DOCUMENT EXCERPT -
= = =

Observations at radio wavelengths address some of the most fundamental questions in astrophysics. The Cosmic Microwave Background Radiation, the Dark Ages before the onset of the first stars or galaxies, the baryonic and dark-matter content of proto-galaxies, the process of reionization of the universe by galaxies, and the earliest stages of star and planet formation are all observed using radio techniques.
The NRAO facilities working together study a wide range of astronomical phenomena in detail. The 100 m GBT, the largest fully steerable radio telescope in the world, is a very sensitive and highly versatile instrument for surveys, detection, and pathfinder observations. Both the EVLA and ALMA can reveal structure within the gaseous components of the earliest galaxies and quasars by imaging redshifted molecular-line radiation and the dust continuum, whereas optical/infrared (OIR) imaging and spectroscopic observations will define stellar components and AGN activities. Together, these observations will provide a complete picture of how stars, galaxies, and quasars form and evolve. The VLBA (and the High Sensitivity Array that combines the VLBA with the GBT and EVLA) can measure accurate distances and proper motions of megamasers in the nuclei of distant galaxies, complementing OIR approaches to determining the Hubble constant and the expansion rate of the Universe. ALMA will resolve details in circumstellar disks as planets form by mapping their mm and submm continuum and line emission, complementing near- and far-IR observations of the later stages of the debris disks and exoplanets.

= = =

Data items -
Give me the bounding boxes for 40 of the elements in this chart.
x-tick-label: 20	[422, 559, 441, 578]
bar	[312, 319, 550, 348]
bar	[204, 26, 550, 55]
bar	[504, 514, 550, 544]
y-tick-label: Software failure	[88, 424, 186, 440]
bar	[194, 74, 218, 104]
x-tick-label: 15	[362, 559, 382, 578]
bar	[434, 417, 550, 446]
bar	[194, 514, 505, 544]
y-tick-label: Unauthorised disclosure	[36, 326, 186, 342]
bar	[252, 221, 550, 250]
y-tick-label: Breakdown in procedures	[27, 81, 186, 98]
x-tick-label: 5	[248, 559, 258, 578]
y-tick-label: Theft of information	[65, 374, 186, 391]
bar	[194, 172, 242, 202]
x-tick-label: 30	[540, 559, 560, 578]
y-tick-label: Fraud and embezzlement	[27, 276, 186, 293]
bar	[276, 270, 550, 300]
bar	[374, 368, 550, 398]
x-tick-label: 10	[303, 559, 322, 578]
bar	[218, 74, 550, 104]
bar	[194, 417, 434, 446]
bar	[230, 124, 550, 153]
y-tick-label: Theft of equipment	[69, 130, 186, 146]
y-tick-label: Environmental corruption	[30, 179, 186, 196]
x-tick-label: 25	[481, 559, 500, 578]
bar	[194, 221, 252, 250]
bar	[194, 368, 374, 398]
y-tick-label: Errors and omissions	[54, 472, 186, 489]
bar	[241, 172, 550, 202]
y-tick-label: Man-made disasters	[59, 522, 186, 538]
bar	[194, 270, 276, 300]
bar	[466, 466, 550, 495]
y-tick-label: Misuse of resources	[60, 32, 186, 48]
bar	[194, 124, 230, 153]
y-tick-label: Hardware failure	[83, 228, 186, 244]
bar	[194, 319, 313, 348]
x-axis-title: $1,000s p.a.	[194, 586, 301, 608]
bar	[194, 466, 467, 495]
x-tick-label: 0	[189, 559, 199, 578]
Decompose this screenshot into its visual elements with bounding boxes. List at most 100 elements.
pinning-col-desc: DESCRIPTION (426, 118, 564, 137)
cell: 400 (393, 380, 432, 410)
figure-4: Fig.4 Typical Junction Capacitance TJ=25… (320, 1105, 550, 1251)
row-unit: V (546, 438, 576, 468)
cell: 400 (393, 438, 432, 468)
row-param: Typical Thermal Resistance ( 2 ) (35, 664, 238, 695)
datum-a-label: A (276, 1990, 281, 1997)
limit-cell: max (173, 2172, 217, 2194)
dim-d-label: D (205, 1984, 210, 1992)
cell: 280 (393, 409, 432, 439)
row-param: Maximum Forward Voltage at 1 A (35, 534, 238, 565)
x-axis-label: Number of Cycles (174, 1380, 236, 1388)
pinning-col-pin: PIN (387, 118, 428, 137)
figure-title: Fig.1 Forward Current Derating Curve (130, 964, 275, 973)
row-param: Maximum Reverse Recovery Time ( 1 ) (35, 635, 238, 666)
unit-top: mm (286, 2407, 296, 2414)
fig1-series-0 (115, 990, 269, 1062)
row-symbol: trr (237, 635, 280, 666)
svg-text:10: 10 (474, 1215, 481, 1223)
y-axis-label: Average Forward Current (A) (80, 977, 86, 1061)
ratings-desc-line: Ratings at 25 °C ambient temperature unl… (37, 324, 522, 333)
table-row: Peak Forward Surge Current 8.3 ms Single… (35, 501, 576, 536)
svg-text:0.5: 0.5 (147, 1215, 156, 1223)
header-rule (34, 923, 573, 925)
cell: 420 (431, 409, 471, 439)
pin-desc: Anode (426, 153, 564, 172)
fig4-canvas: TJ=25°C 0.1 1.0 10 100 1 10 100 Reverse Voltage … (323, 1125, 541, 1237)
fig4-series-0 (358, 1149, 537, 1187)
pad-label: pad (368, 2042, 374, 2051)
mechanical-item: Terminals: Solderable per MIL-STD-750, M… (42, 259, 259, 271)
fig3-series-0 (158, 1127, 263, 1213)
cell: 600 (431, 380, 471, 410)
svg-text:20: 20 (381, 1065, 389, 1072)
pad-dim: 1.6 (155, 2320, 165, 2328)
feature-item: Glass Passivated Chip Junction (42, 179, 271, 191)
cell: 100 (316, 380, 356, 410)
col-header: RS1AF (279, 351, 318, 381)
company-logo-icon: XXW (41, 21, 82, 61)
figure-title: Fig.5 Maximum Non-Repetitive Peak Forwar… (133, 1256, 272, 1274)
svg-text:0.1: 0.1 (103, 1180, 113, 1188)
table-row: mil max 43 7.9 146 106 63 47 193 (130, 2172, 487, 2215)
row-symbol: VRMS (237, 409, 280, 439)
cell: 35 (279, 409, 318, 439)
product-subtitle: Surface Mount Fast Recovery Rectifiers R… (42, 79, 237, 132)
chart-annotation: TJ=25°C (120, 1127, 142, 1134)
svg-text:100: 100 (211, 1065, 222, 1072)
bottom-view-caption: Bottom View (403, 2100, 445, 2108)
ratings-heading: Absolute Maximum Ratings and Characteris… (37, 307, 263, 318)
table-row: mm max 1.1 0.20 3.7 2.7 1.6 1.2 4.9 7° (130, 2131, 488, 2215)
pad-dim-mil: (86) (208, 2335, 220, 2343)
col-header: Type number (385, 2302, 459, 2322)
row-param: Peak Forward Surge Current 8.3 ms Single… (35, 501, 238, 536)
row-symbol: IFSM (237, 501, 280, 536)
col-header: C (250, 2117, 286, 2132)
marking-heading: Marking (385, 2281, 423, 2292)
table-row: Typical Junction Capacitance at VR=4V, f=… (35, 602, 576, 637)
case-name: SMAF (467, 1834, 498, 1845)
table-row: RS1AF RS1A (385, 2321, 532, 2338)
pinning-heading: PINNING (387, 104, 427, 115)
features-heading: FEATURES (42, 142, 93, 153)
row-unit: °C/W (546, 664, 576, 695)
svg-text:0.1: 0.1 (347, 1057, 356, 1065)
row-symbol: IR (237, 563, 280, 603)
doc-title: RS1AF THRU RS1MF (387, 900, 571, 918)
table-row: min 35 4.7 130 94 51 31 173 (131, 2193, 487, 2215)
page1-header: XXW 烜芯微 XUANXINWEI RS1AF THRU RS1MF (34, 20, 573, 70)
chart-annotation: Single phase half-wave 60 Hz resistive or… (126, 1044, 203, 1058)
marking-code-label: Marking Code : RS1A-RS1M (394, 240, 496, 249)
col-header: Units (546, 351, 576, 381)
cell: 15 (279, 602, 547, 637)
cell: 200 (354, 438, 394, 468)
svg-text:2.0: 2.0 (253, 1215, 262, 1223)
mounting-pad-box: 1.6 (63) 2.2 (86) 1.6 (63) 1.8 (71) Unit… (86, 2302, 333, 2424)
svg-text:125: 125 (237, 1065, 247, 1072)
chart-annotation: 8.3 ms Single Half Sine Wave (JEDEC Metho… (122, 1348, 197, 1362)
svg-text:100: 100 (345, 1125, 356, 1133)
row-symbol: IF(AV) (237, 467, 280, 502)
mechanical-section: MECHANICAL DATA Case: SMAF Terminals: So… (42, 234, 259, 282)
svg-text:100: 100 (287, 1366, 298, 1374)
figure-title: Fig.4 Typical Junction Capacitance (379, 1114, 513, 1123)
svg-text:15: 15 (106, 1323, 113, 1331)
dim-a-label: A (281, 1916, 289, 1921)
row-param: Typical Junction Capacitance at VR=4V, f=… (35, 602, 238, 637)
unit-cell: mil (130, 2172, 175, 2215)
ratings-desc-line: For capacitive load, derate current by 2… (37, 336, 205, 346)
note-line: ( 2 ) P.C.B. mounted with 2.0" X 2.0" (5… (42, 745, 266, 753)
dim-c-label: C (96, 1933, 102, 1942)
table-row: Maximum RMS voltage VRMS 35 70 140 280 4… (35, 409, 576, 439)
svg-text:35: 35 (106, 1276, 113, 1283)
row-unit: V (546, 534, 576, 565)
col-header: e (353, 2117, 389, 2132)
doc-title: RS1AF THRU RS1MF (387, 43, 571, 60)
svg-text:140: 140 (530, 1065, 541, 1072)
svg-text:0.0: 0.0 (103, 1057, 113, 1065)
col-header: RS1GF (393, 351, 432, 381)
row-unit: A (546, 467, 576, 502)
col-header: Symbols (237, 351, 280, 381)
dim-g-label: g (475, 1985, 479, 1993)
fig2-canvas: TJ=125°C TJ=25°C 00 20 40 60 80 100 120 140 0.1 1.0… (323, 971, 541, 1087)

= = =

WHAT TO WORK ON -
Reproduce the passage on radio astronomy and the NRAO facilities verbatim, starting with "Observations at radio" and going on through "using radio techniques.".

EXERCISE RESPONSE -
Observations at radio wavelengths address some of the most fundamental questions in astrophysics. The Cosmic Microwave Background Radiation, the Dark Ages before the onset of the first stars or galaxies, the baryonic and dark-matter content of proto-galaxies, the process of reionization of the universe by galaxies, and the earliest stages of star and planet formation are all observed using radio techniques.